Quote word for word from the line holding "Parse this screenshot: output" to the last line below, including both, and omit any pictures.

>>

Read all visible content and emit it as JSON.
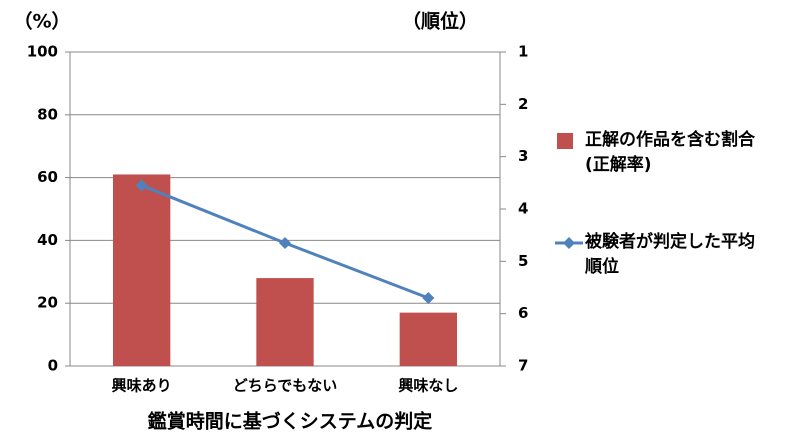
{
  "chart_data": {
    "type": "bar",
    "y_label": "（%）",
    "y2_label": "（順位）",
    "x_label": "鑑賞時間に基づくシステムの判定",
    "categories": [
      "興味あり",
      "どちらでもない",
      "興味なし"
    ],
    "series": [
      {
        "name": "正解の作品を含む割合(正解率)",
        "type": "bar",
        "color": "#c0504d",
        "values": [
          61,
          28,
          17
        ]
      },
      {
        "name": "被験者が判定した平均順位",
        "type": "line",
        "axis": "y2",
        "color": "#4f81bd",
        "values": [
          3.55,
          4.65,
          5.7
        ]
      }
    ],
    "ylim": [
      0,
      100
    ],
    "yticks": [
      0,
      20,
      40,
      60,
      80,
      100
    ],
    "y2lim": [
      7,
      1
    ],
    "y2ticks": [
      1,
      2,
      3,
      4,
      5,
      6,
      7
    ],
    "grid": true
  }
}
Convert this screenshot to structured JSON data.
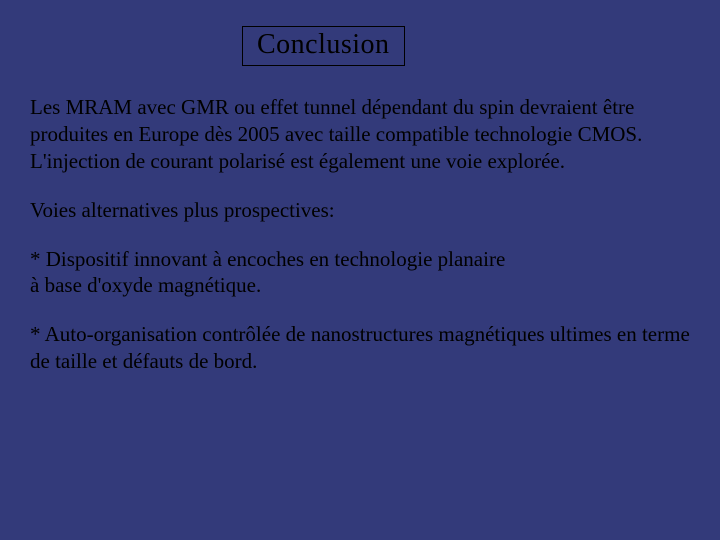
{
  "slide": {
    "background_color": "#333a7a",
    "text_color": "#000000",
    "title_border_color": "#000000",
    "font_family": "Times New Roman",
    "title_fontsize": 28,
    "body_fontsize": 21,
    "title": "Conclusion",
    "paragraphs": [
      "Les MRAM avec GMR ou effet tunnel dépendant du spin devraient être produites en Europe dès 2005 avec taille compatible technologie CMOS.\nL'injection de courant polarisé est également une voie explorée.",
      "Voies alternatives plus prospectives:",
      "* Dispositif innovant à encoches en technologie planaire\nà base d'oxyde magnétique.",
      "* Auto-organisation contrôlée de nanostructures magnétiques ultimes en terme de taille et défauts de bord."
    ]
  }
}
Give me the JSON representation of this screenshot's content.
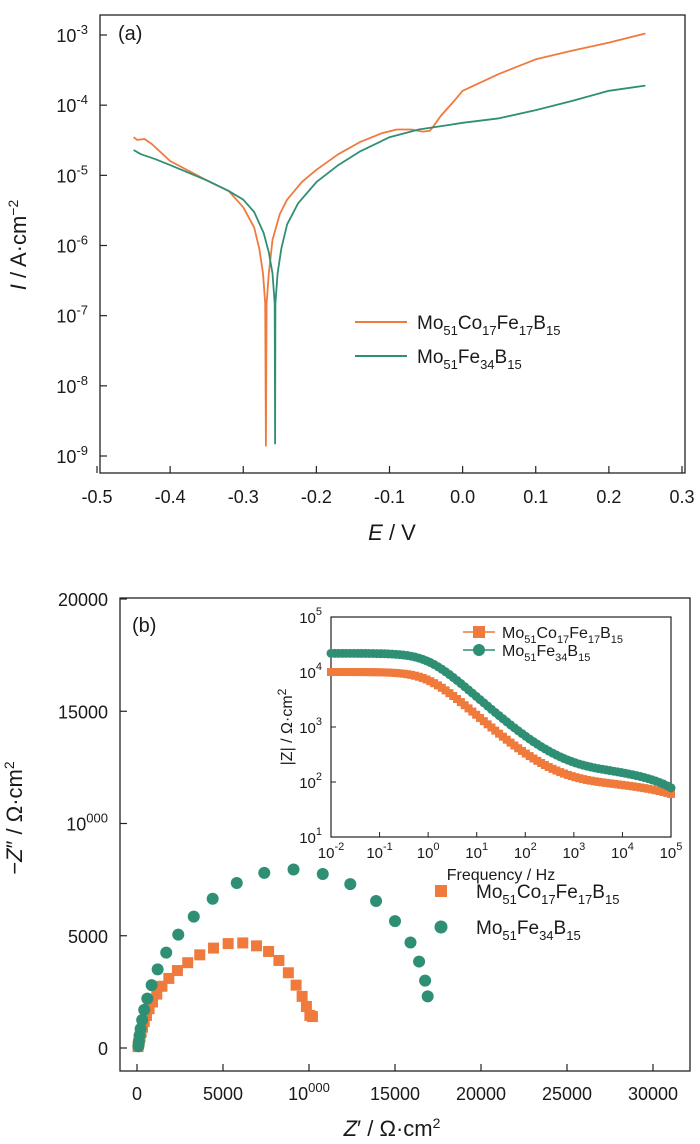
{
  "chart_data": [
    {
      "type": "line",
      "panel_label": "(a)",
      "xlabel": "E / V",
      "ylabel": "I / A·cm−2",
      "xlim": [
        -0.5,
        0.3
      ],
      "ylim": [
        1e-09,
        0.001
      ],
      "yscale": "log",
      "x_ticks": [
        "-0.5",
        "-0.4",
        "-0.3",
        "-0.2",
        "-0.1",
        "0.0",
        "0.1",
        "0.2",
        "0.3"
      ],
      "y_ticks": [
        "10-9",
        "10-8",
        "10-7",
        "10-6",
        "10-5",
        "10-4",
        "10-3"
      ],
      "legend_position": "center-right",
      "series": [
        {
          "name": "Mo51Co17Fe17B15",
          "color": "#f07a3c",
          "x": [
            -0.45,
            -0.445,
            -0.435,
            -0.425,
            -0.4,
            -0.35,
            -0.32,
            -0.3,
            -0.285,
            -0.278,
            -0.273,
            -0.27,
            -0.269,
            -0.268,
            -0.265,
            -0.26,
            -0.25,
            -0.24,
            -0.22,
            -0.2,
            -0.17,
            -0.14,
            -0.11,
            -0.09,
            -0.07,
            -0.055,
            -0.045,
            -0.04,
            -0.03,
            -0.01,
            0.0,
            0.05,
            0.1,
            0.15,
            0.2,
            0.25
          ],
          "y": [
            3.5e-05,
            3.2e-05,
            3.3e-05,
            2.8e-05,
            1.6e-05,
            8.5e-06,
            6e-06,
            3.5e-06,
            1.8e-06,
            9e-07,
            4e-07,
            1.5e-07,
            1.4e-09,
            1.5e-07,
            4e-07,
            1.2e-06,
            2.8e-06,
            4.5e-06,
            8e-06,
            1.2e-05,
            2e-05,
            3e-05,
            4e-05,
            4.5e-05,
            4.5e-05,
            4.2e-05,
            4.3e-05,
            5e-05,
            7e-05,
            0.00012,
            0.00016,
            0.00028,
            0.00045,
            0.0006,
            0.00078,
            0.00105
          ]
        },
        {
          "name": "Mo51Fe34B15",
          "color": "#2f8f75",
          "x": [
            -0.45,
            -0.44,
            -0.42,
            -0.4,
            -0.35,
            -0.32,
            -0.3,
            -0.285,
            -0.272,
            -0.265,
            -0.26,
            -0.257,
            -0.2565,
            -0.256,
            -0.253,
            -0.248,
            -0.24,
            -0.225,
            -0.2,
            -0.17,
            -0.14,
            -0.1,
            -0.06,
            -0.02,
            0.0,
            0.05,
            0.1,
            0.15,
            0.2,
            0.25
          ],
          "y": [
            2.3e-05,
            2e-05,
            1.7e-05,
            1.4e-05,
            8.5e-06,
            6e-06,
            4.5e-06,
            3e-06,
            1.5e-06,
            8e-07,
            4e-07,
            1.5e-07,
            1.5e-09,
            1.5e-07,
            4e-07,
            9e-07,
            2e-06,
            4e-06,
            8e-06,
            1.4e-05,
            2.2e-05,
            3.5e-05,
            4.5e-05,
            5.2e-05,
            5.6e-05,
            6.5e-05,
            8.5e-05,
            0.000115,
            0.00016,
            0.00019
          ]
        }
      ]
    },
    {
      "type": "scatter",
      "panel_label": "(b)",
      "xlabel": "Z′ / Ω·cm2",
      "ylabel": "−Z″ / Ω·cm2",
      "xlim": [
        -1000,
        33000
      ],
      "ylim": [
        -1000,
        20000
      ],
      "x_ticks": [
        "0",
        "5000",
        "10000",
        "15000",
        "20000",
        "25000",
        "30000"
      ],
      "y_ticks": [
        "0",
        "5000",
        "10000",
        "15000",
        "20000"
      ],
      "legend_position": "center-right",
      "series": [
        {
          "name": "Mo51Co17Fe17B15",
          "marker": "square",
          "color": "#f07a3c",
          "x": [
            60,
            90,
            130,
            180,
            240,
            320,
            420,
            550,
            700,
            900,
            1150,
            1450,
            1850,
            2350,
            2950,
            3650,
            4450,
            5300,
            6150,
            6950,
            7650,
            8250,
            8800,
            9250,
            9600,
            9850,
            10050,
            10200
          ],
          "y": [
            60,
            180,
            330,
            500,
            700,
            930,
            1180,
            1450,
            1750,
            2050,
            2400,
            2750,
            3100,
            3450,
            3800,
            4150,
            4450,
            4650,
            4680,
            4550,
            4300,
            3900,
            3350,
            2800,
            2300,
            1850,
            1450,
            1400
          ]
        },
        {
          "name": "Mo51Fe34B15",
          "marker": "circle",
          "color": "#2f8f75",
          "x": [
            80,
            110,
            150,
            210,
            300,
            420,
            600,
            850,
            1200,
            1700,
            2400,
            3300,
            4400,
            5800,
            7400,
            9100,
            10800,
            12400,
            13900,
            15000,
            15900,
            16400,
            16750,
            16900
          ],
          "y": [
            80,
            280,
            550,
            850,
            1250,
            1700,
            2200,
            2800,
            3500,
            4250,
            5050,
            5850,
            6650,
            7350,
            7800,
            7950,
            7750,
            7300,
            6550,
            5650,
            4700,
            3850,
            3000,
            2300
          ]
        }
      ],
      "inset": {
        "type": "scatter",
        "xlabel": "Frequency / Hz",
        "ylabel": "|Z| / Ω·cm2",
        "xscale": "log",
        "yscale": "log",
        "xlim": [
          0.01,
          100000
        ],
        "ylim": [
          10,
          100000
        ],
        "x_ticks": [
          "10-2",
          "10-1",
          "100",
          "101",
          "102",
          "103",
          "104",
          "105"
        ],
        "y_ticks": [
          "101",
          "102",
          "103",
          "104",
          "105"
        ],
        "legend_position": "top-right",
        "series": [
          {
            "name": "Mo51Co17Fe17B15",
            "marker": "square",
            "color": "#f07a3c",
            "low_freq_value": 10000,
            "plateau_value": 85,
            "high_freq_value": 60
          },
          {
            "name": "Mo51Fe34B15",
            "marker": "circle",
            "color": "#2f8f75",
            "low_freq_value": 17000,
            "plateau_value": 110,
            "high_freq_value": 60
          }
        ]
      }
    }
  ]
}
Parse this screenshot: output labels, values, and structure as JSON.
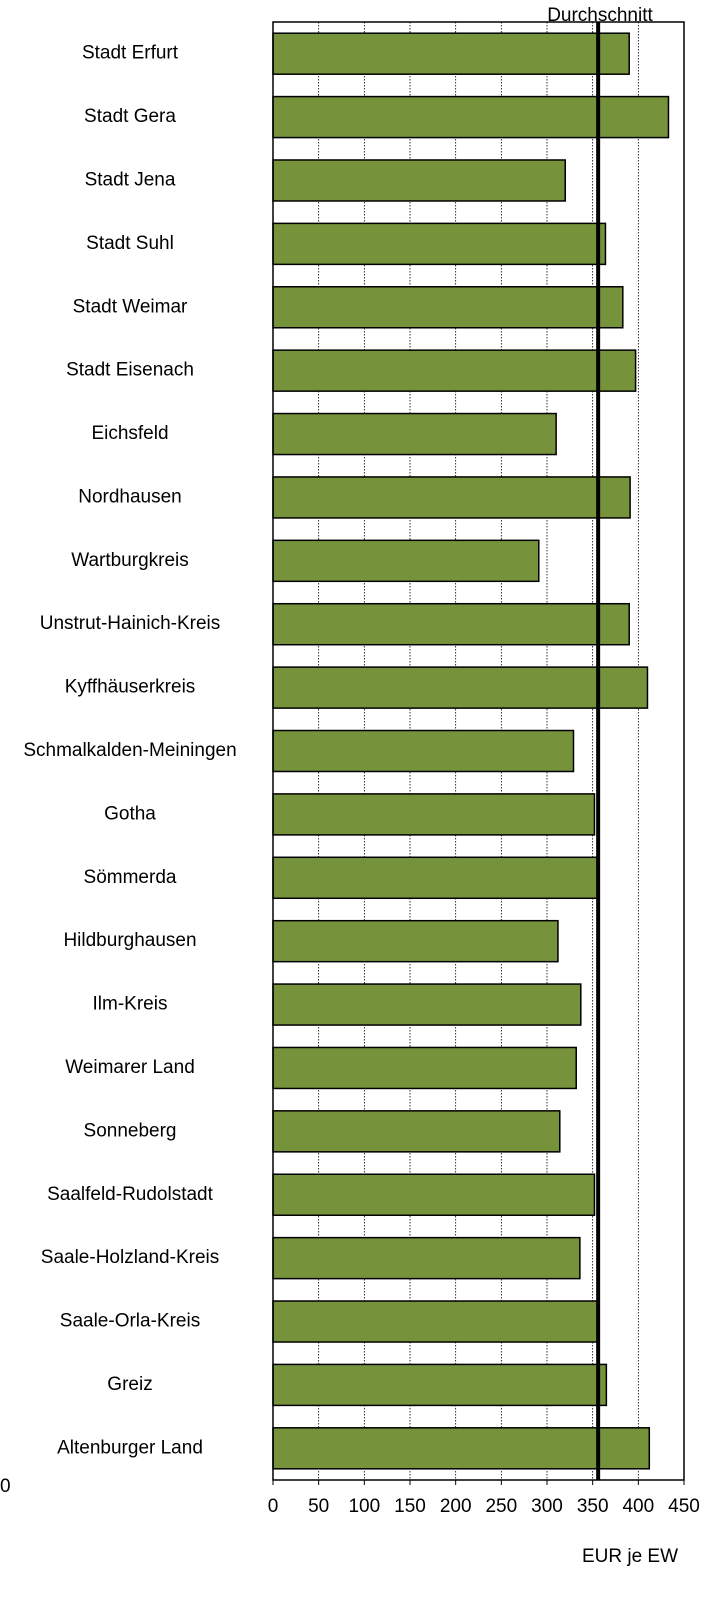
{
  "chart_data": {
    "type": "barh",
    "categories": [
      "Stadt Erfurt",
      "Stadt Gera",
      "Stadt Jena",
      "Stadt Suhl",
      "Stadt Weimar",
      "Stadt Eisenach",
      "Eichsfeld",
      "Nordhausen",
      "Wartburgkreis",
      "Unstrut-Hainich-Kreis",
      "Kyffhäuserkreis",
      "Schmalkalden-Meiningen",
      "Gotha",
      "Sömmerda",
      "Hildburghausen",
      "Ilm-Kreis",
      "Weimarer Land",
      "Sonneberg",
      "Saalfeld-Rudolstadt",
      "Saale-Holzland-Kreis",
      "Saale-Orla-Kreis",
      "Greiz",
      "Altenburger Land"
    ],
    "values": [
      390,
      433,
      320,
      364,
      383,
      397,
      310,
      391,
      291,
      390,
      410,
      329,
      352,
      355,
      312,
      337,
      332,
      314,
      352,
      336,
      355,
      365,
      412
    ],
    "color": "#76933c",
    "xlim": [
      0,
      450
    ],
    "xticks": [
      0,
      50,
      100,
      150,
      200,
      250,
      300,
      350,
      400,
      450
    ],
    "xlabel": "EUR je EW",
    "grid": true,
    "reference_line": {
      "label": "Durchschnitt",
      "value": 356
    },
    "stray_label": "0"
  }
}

<<

_Task result:_
Parse this screenshot: output labels, values, and structure as JSON.
{
  "chart_data": {
    "type": "barh",
    "categories": [
      "Stadt Erfurt",
      "Stadt Gera",
      "Stadt Jena",
      "Stadt Suhl",
      "Stadt Weimar",
      "Stadt Eisenach",
      "Eichsfeld",
      "Nordhausen",
      "Wartburgkreis",
      "Unstrut-Hainich-Kreis",
      "Kyffhäuserkreis",
      "Schmalkalden-Meiningen",
      "Gotha",
      "Sömmerda",
      "Hildburghausen",
      "Ilm-Kreis",
      "Weimarer Land",
      "Sonneberg",
      "Saalfeld-Rudolstadt",
      "Saale-Holzland-Kreis",
      "Saale-Orla-Kreis",
      "Greiz",
      "Altenburger Land"
    ],
    "values": [
      390,
      433,
      320,
      364,
      383,
      397,
      310,
      391,
      291,
      390,
      410,
      329,
      352,
      355,
      312,
      337,
      332,
      314,
      352,
      336,
      355,
      365,
      412
    ],
    "color": "#76933c",
    "xlim": [
      0,
      450
    ],
    "xticks": [
      0,
      50,
      100,
      150,
      200,
      250,
      300,
      350,
      400,
      450
    ],
    "xlabel": "EUR je EW",
    "grid": true,
    "reference_line": {
      "label": "Durchschnitt",
      "value": 356
    },
    "stray_label": "0"
  }
}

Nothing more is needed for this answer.